===== PROVIDED RECORDS =====
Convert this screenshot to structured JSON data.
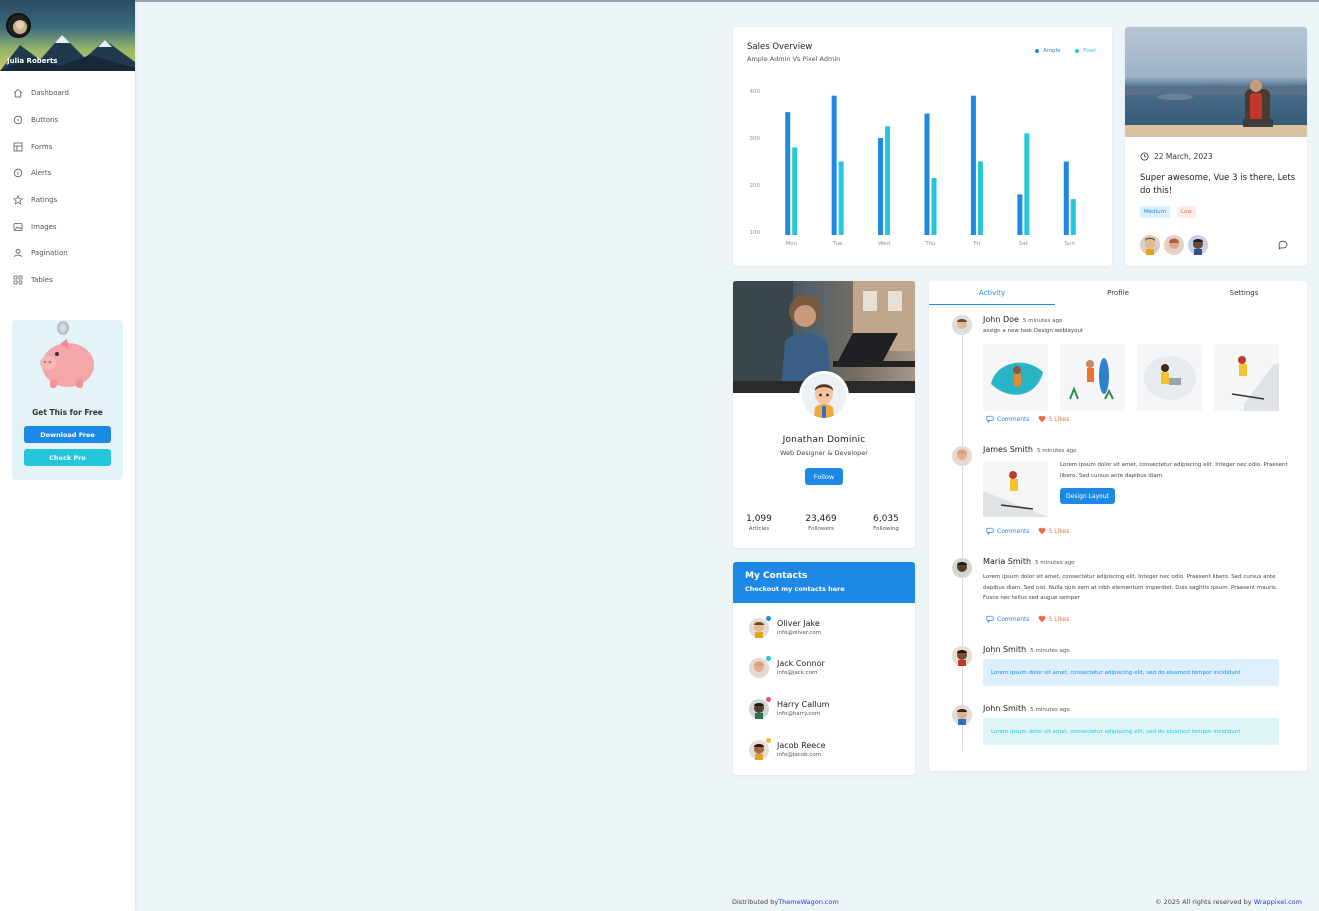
{
  "sidebar": {
    "user_name": "Julia Roberts",
    "items": [
      {
        "label": "Dashboard",
        "icon": "home-icon"
      },
      {
        "label": "Buttons",
        "icon": "circle-icon"
      },
      {
        "label": "Forms",
        "icon": "table-icon"
      },
      {
        "label": "Alerts",
        "icon": "info-icon"
      },
      {
        "label": "Ratings",
        "icon": "star-icon"
      },
      {
        "label": "Images",
        "icon": "image-icon"
      },
      {
        "label": "Pagination",
        "icon": "user-icon"
      },
      {
        "label": "Tables",
        "icon": "grid-icon"
      }
    ],
    "promo": {
      "title": "Get This for Free",
      "download_label": "Download Free",
      "pro_label": "Check Pro"
    }
  },
  "sales": {
    "title": "Sales Overview",
    "subtitle": "Ample Admin Vs Pixel Admin",
    "legend": [
      "Ample",
      "Pixel"
    ]
  },
  "chart_data": {
    "type": "bar",
    "title": "Sales Overview",
    "subtitle": "Ample Admin Vs Pixel Admin",
    "categories": [
      "Mon",
      "Tue",
      "Wed",
      "Thu",
      "Fri",
      "Sat",
      "Sun"
    ],
    "series": [
      {
        "name": "Ample",
        "values": [
          355,
          390,
          300,
          352,
          390,
          180,
          250
        ]
      },
      {
        "name": "Pixel",
        "values": [
          280,
          250,
          325,
          215,
          250,
          310,
          170
        ]
      }
    ],
    "yticks": [
      "100",
      "200",
      "300",
      "400"
    ],
    "ylim": [
      100,
      400
    ],
    "colors": [
      "#1e88e5",
      "#26c6da"
    ],
    "legend_position": "top-right",
    "grid": false
  },
  "blog": {
    "date": "22 March, 2023",
    "text": "Super awesome, Vue 3 is there, Lets do this!",
    "tags": [
      "Medium",
      "Low"
    ]
  },
  "profile": {
    "name": "Jonathan Dominic",
    "role": "Web Designer & Developer",
    "follow_label": "Follow",
    "stats": [
      {
        "value": "1,099",
        "label": "Articles"
      },
      {
        "value": "23,469",
        "label": "Followers"
      },
      {
        "value": "6,035",
        "label": "Following"
      }
    ]
  },
  "contacts": {
    "title": "My Contacts",
    "subtitle": "Checkout my contacts here",
    "items": [
      {
        "name": "Oliver Jake",
        "email": "info@oliver.com",
        "status_color": "#1e88e5"
      },
      {
        "name": "Jack Connor",
        "email": "info@jack.com",
        "status_color": "#26c6da"
      },
      {
        "name": "Harry Callum",
        "email": "info@harry.com",
        "status_color": "#fc4b6c"
      },
      {
        "name": "Jacob Reece",
        "email": "info@jacob.com",
        "status_color": "#ffb22b"
      }
    ]
  },
  "activity": {
    "tabs": [
      "Activity",
      "Profile",
      "Settings"
    ],
    "comments_label": "Comments",
    "likes_label": "5 Likes",
    "entries": [
      {
        "name": "John Doe",
        "time": "5 minutes ago",
        "text": "assign a new task Design weblayout"
      },
      {
        "name": "James Smith",
        "time": "5 minutes ago",
        "text": "Lorem ipsum dolor sit amet, consectetur adipiscing elit. Integer nec odio. Praesent libero. Sed cursus ante dapibus diam.",
        "button": "Design Layout"
      },
      {
        "name": "Maria Smith",
        "time": "5 minutes ago",
        "text": "Lorem ipsum dolor sit amet, consectetur adipiscing elit. Integer nec odio. Praesent libero. Sed cursus ante dapibus diam. Sed nisi. Nulla quis sem at nibh elementum imperdiet. Duis sagittis ipsum. Praesent mauris. Fusce nec tellus sed augue semper"
      },
      {
        "name": "John Smith",
        "time": "5 minutes ago",
        "text": "Lorem ipsum dolor sit amet, consectetur adipiscing elit, sed do eiusmod tempor incididunt"
      },
      {
        "name": "John Smith",
        "time": "5 minutes ago",
        "text": "Lorem ipsum dolor sit amet, consectetur adipiscing elit, sed do eiusmod tempor incididunt"
      }
    ]
  },
  "footer": {
    "left_prefix": "Distributed by",
    "left_link": "ThemeWagon.com",
    "right_prefix": "© 2025 All rights reserved by",
    "right_link": "Wrappixel.com"
  }
}
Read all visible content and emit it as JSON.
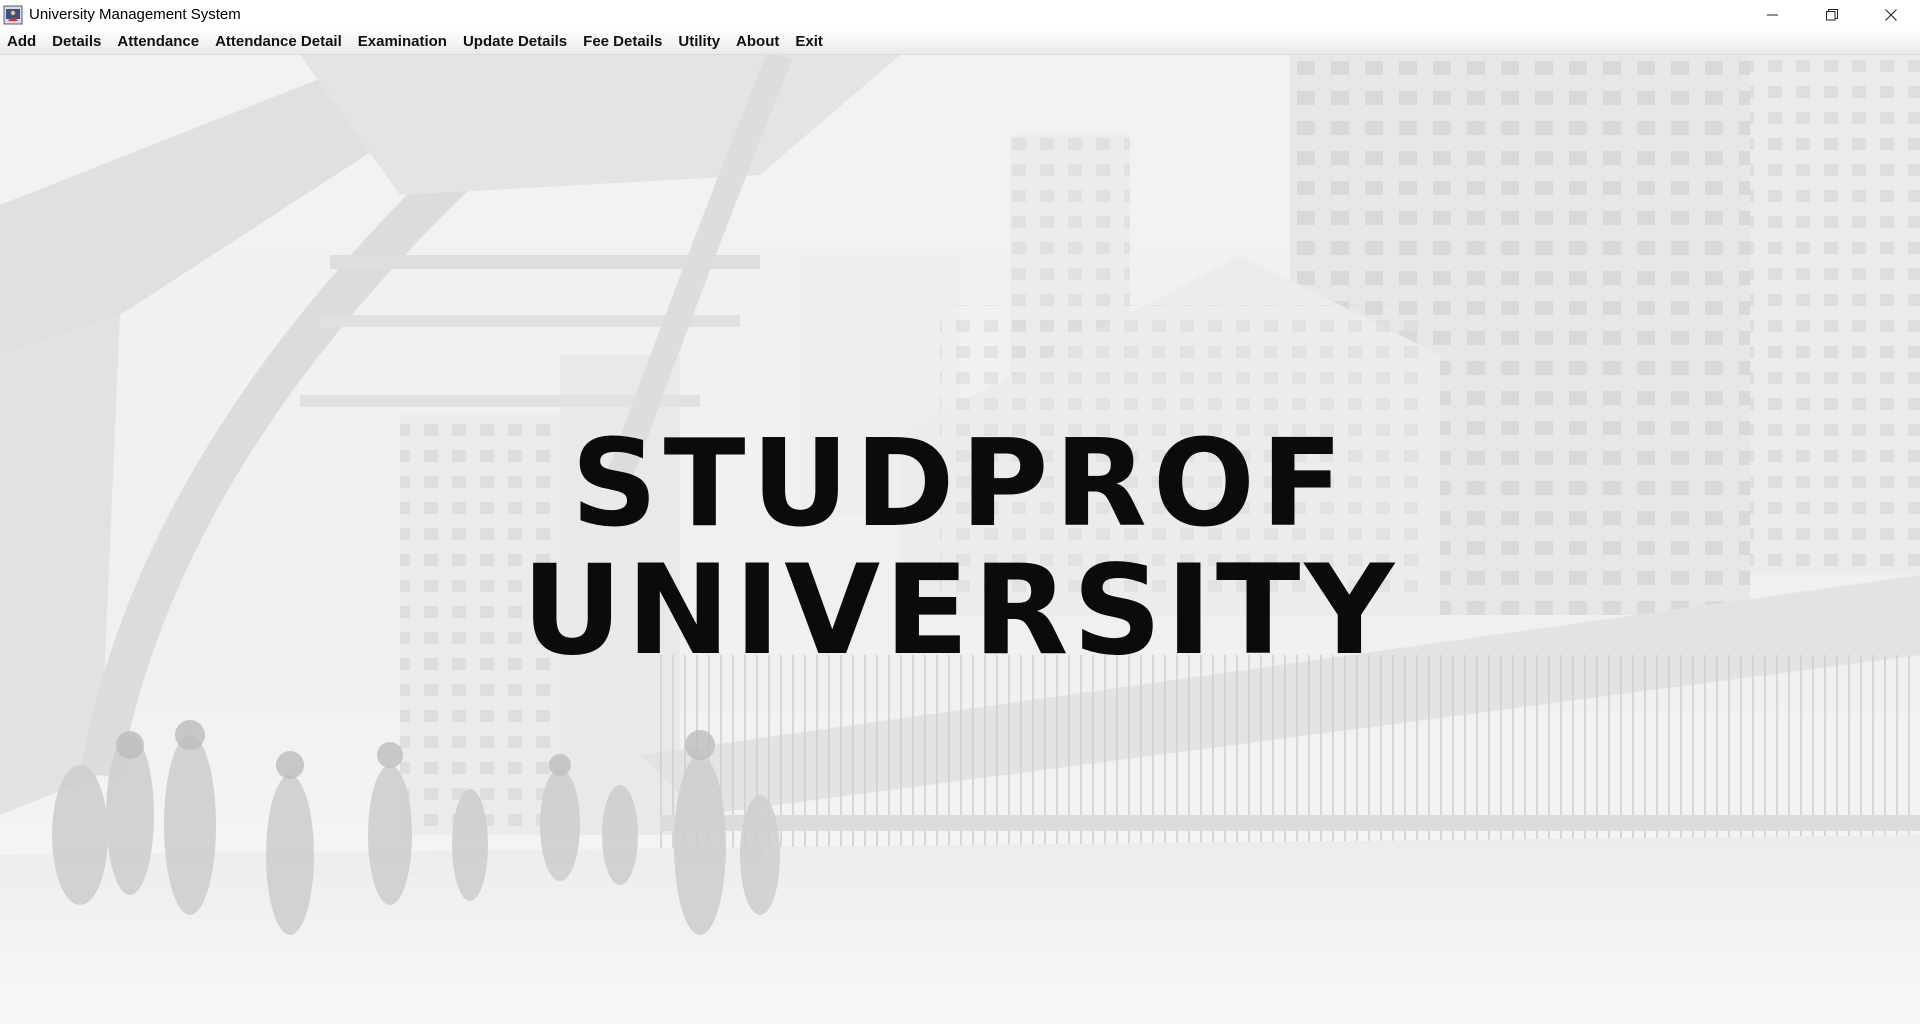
=====
● **WHAT YOU WILL DO**
Skip the pictures, then retype every line above exactly.

● **FULL RESPONSE**
Convert this screenshot to structured JSON data.
{
  "sidebar": {
    "user_name": "Julia Roberts",
    "items": [
      {
        "label": "Dashboard",
        "icon": "home-icon"
      },
      {
        "label": "Buttons",
        "icon": "circle-icon"
      },
      {
        "label": "Forms",
        "icon": "table-icon"
      },
      {
        "label": "Alerts",
        "icon": "info-icon"
      },
      {
        "label": "Ratings",
        "icon": "star-icon"
      },
      {
        "label": "Images",
        "icon": "image-icon"
      },
      {
        "label": "Pagination",
        "icon": "user-icon"
      },
      {
        "label": "Tables",
        "icon": "grid-icon"
      }
    ],
    "promo": {
      "title": "Get This for Free",
      "download_label": "Download Free",
      "pro_label": "Check Pro"
    }
  },
  "sales": {
    "title": "Sales Overview",
    "subtitle": "Ample Admin Vs Pixel Admin",
    "legend": [
      "Ample",
      "Pixel"
    ]
  },
  "chart_data": {
    "type": "bar",
    "title": "Sales Overview",
    "subtitle": "Ample Admin Vs Pixel Admin",
    "categories": [
      "Mon",
      "Tue",
      "Wed",
      "Thu",
      "Fri",
      "Sat",
      "Sun"
    ],
    "series": [
      {
        "name": "Ample",
        "values": [
          355,
          390,
          300,
          352,
          390,
          180,
          250
        ]
      },
      {
        "name": "Pixel",
        "values": [
          280,
          250,
          325,
          215,
          250,
          310,
          170
        ]
      }
    ],
    "yticks": [
      "100",
      "200",
      "300",
      "400"
    ],
    "ylim": [
      100,
      400
    ],
    "colors": [
      "#1e88e5",
      "#26c6da"
    ],
    "legend_position": "top-right",
    "grid": false
  },
  "blog": {
    "date": "22 March, 2023",
    "text": "Super awesome, Vue 3 is there, Lets do this!",
    "tags": [
      "Medium",
      "Low"
    ]
  },
  "profile": {
    "name": "Jonathan Dominic",
    "role": "Web Designer & Developer",
    "follow_label": "Follow",
    "stats": [
      {
        "value": "1,099",
        "label": "Articles"
      },
      {
        "value": "23,469",
        "label": "Followers"
      },
      {
        "value": "6,035",
        "label": "Following"
      }
    ]
  },
  "contacts": {
    "title": "My Contacts",
    "subtitle": "Checkout my contacts here",
    "items": [
      {
        "name": "Oliver Jake",
        "email": "info@oliver.com",
        "status_color": "#1e88e5"
      },
      {
        "name": "Jack Connor",
        "email": "info@jack.com",
        "status_color": "#26c6da"
      },
      {
        "name": "Harry Callum",
        "email": "info@harry.com",
        "status_color": "#fc4b6c"
      },
      {
        "name": "Jacob Reece",
        "email": "info@jacob.com",
        "status_color": "#ffb22b"
      }
    ]
  },
  "activity": {
    "tabs": [
      "Activity",
      "Profile",
      "Settings"
    ],
    "comments_label": "Comments",
    "likes_label": "5 Likes",
    "entries": [
      {
        "name": "John Doe",
        "time": "5 minutes ago",
        "text": "assign a new task Design weblayout"
      },
      {
        "name": "James Smith",
        "time": "5 minutes ago",
        "text": "Lorem ipsum dolor sit amet, consectetur adipiscing elit. Integer nec odio. Praesent libero. Sed cursus ante dapibus diam.",
        "button": "Design Layout"
      },
      {
        "name": "Maria Smith",
        "time": "5 minutes ago",
        "text": "Lorem ipsum dolor sit amet, consectetur adipiscing elit. Integer nec odio. Praesent libero. Sed cursus ante dapibus diam. Sed nisi. Nulla quis sem at nibh elementum imperdiet. Duis sagittis ipsum. Praesent mauris. Fusce nec tellus sed augue semper"
      },
      {
        "name": "John Smith",
        "time": "5 minutes ago",
        "text": "Lorem ipsum dolor sit amet, consectetur adipiscing elit, sed do eiusmod tempor incididunt"
      },
      {
        "name": "John Smith",
        "time": "5 minutes ago",
        "text": "Lorem ipsum dolor sit amet, consectetur adipiscing elit, sed do eiusmod tempor incididunt"
      }
    ]
  },
  "footer": {
    "left_prefix": "Distributed by",
    "left_link": "ThemeWagon.com",
    "right_prefix": "© 2025 All rights reserved by",
    "right_link": "Wrappixel.com"
  }
}
Read all visible content and emit it as JSON.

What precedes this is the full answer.